>> START Dataset extract
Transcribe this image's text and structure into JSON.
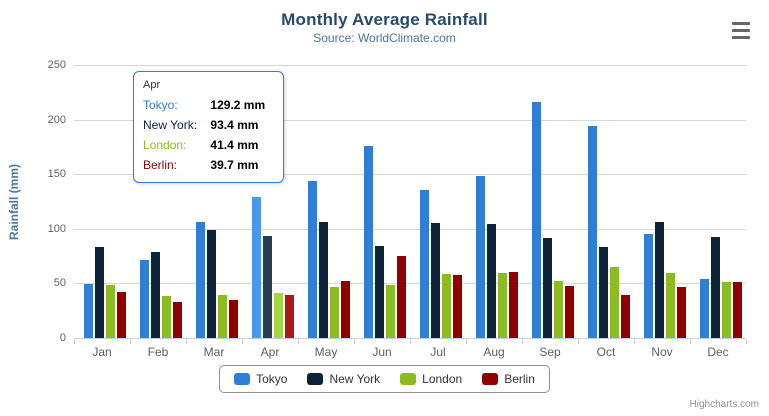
{
  "chart": {
    "title": "Monthly Average Rainfall",
    "subtitle": "Source: WorldClimate.com",
    "credits": "Highcharts.com"
  },
  "chart_data": {
    "type": "bar",
    "title": "Monthly Average Rainfall",
    "subtitle": "Source: WorldClimate.com",
    "xlabel": "",
    "ylabel": "Rainfall (mm)",
    "ylim": [
      0,
      250
    ],
    "yticks": [
      0,
      50,
      100,
      150,
      200,
      250
    ],
    "grid": true,
    "legend_position": "bottom",
    "categories": [
      "Jan",
      "Feb",
      "Mar",
      "Apr",
      "May",
      "Jun",
      "Jul",
      "Aug",
      "Sep",
      "Oct",
      "Nov",
      "Dec"
    ],
    "series": [
      {
        "name": "Tokyo",
        "color": "#2f7ed8",
        "values": [
          49.9,
          71.5,
          106.4,
          129.2,
          144.0,
          176.0,
          135.6,
          148.5,
          216.4,
          194.1,
          95.6,
          54.4
        ]
      },
      {
        "name": "New York",
        "color": "#0d233a",
        "values": [
          83.6,
          78.8,
          98.5,
          93.4,
          106.0,
          84.5,
          105.0,
          104.3,
          91.2,
          83.5,
          106.6,
          92.3
        ]
      },
      {
        "name": "London",
        "color": "#8bbc21",
        "values": [
          48.9,
          38.8,
          39.3,
          41.4,
          47.0,
          48.3,
          59.0,
          59.6,
          52.4,
          65.2,
          59.3,
          51.2
        ]
      },
      {
        "name": "Berlin",
        "color": "#910000",
        "values": [
          42.4,
          33.2,
          34.5,
          39.7,
          52.6,
          75.5,
          57.4,
          60.4,
          47.6,
          39.1,
          46.8,
          51.1
        ]
      }
    ],
    "hovered_category": "Apr"
  },
  "tooltip": {
    "header": "Apr",
    "border_color": "#2f7ed8",
    "rows": [
      {
        "name": "Tokyo",
        "color": "#2f7ed8",
        "value": "129.2 mm"
      },
      {
        "name": "New York",
        "color": "#0d233a",
        "value": "93.4 mm"
      },
      {
        "name": "London",
        "color": "#8bbc21",
        "value": "41.4 mm"
      },
      {
        "name": "Berlin",
        "color": "#910000",
        "value": "39.7 mm"
      }
    ]
  },
  "colors": {
    "background": "#ffffff",
    "title": "#274b6d",
    "subtitle": "#4d759e",
    "axis_title": "#4d759e",
    "axis_label": "#606060",
    "grid": "#d8d8d8",
    "axis_line": "#c0d0e0",
    "legend_border": "#909090",
    "legend_text": "#333333",
    "credits": "#909090",
    "export_icon": "#666666"
  }
}
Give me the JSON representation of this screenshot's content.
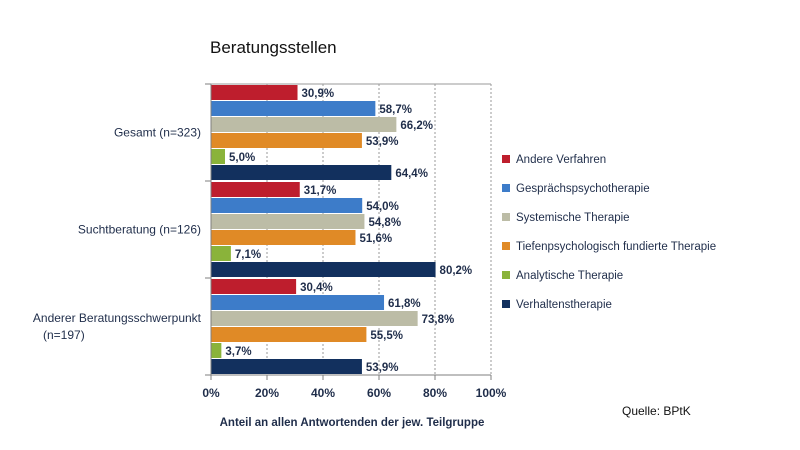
{
  "title": "Beratungsstellen",
  "source": "Quelle: BPtK",
  "chart_data": {
    "type": "bar",
    "orientation": "horizontal",
    "categories": [
      [
        "Gesamt (n=323)"
      ],
      [
        "Suchtberatung (n=126)"
      ],
      [
        "Anderer Beratungsschwerpunkt",
        "(n=197)"
      ]
    ],
    "series": [
      {
        "name": "Andere Verfahren",
        "color": "#be1e2d",
        "values": [
          30.9,
          31.7,
          30.4
        ],
        "labels": [
          "30,9%",
          "31,7%",
          "30,4%"
        ]
      },
      {
        "name": "Gesprächspsychotherapie",
        "color": "#3d7cc9",
        "values": [
          58.7,
          54.0,
          61.8
        ],
        "labels": [
          "58,7%",
          "54,0%",
          "61,8%"
        ]
      },
      {
        "name": "Systemische Therapie",
        "color": "#bcbca6",
        "values": [
          66.2,
          54.8,
          73.8
        ],
        "labels": [
          "66,2%",
          "54,8%",
          "73,8%"
        ]
      },
      {
        "name": "Tiefenpsychologisch fundierte Therapie",
        "color": "#e08a26",
        "values": [
          53.9,
          51.6,
          55.5
        ],
        "labels": [
          "53,9%",
          "51,6%",
          "55,5%"
        ]
      },
      {
        "name": "Analytische Therapie",
        "color": "#8ab33a",
        "values": [
          5.0,
          7.1,
          3.7
        ],
        "labels": [
          "5,0%",
          "7,1%",
          "3,7%"
        ]
      },
      {
        "name": "Verhaltenstherapie",
        "color": "#12305e",
        "values": [
          64.4,
          80.2,
          53.9
        ],
        "labels": [
          "64,4%",
          "80,2%",
          "53,9%"
        ]
      }
    ],
    "xlim": [
      0,
      100
    ],
    "xticks": [
      0,
      20,
      40,
      60,
      80,
      100
    ],
    "xtick_labels": [
      "0%",
      "20%",
      "40%",
      "60%",
      "80%",
      "100%"
    ],
    "xlabel": "Anteil an allen Antwortenden der jew. Teilgruppe",
    "grid": true,
    "legend_position": "right"
  }
}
>> END Dataset extract
*Task directions*:
Reproduce the entries above exactly. Do not include the images.

*Written answer*:
Transcribe this image's text and structure into JSON.
{
  "chart": {
    "title": "Monthly Average Rainfall",
    "subtitle": "Source: WorldClimate.com",
    "credits": "Highcharts.com"
  },
  "chart_data": {
    "type": "bar",
    "title": "Monthly Average Rainfall",
    "subtitle": "Source: WorldClimate.com",
    "xlabel": "",
    "ylabel": "Rainfall (mm)",
    "ylim": [
      0,
      250
    ],
    "yticks": [
      0,
      50,
      100,
      150,
      200,
      250
    ],
    "grid": true,
    "legend_position": "bottom",
    "categories": [
      "Jan",
      "Feb",
      "Mar",
      "Apr",
      "May",
      "Jun",
      "Jul",
      "Aug",
      "Sep",
      "Oct",
      "Nov",
      "Dec"
    ],
    "series": [
      {
        "name": "Tokyo",
        "color": "#2f7ed8",
        "values": [
          49.9,
          71.5,
          106.4,
          129.2,
          144.0,
          176.0,
          135.6,
          148.5,
          216.4,
          194.1,
          95.6,
          54.4
        ]
      },
      {
        "name": "New York",
        "color": "#0d233a",
        "values": [
          83.6,
          78.8,
          98.5,
          93.4,
          106.0,
          84.5,
          105.0,
          104.3,
          91.2,
          83.5,
          106.6,
          92.3
        ]
      },
      {
        "name": "London",
        "color": "#8bbc21",
        "values": [
          48.9,
          38.8,
          39.3,
          41.4,
          47.0,
          48.3,
          59.0,
          59.6,
          52.4,
          65.2,
          59.3,
          51.2
        ]
      },
      {
        "name": "Berlin",
        "color": "#910000",
        "values": [
          42.4,
          33.2,
          34.5,
          39.7,
          52.6,
          75.5,
          57.4,
          60.4,
          47.6,
          39.1,
          46.8,
          51.1
        ]
      }
    ],
    "hovered_category": "Apr"
  },
  "tooltip": {
    "header": "Apr",
    "border_color": "#2f7ed8",
    "rows": [
      {
        "name": "Tokyo",
        "color": "#2f7ed8",
        "value": "129.2 mm"
      },
      {
        "name": "New York",
        "color": "#0d233a",
        "value": "93.4 mm"
      },
      {
        "name": "London",
        "color": "#8bbc21",
        "value": "41.4 mm"
      },
      {
        "name": "Berlin",
        "color": "#910000",
        "value": "39.7 mm"
      }
    ]
  },
  "colors": {
    "background": "#ffffff",
    "title": "#274b6d",
    "subtitle": "#4d759e",
    "axis_title": "#4d759e",
    "axis_label": "#606060",
    "grid": "#d8d8d8",
    "axis_line": "#c0d0e0",
    "legend_border": "#909090",
    "legend_text": "#333333",
    "credits": "#909090",
    "export_icon": "#666666"
  }
}
Give me the JSON representation of this screenshot's content.
{
  "title": "Beratungsstellen",
  "source": "Quelle: BPtK",
  "chart_data": {
    "type": "bar",
    "orientation": "horizontal",
    "categories": [
      [
        "Gesamt (n=323)"
      ],
      [
        "Suchtberatung (n=126)"
      ],
      [
        "Anderer Beratungsschwerpunkt",
        "(n=197)"
      ]
    ],
    "series": [
      {
        "name": "Andere Verfahren",
        "color": "#be1e2d",
        "values": [
          30.9,
          31.7,
          30.4
        ],
        "labels": [
          "30,9%",
          "31,7%",
          "30,4%"
        ]
      },
      {
        "name": "Gesprächspsychotherapie",
        "color": "#3d7cc9",
        "values": [
          58.7,
          54.0,
          61.8
        ],
        "labels": [
          "58,7%",
          "54,0%",
          "61,8%"
        ]
      },
      {
        "name": "Systemische Therapie",
        "color": "#bcbca6",
        "values": [
          66.2,
          54.8,
          73.8
        ],
        "labels": [
          "66,2%",
          "54,8%",
          "73,8%"
        ]
      },
      {
        "name": "Tiefenpsychologisch fundierte Therapie",
        "color": "#e08a26",
        "values": [
          53.9,
          51.6,
          55.5
        ],
        "labels": [
          "53,9%",
          "51,6%",
          "55,5%"
        ]
      },
      {
        "name": "Analytische Therapie",
        "color": "#8ab33a",
        "values": [
          5.0,
          7.1,
          3.7
        ],
        "labels": [
          "5,0%",
          "7,1%",
          "3,7%"
        ]
      },
      {
        "name": "Verhaltenstherapie",
        "color": "#12305e",
        "values": [
          64.4,
          80.2,
          53.9
        ],
        "labels": [
          "64,4%",
          "80,2%",
          "53,9%"
        ]
      }
    ],
    "xlim": [
      0,
      100
    ],
    "xticks": [
      0,
      20,
      40,
      60,
      80,
      100
    ],
    "xtick_labels": [
      "0%",
      "20%",
      "40%",
      "60%",
      "80%",
      "100%"
    ],
    "xlabel": "Anteil an allen Antwortenden der jew. Teilgruppe",
    "grid": true,
    "legend_position": "right"
  }
}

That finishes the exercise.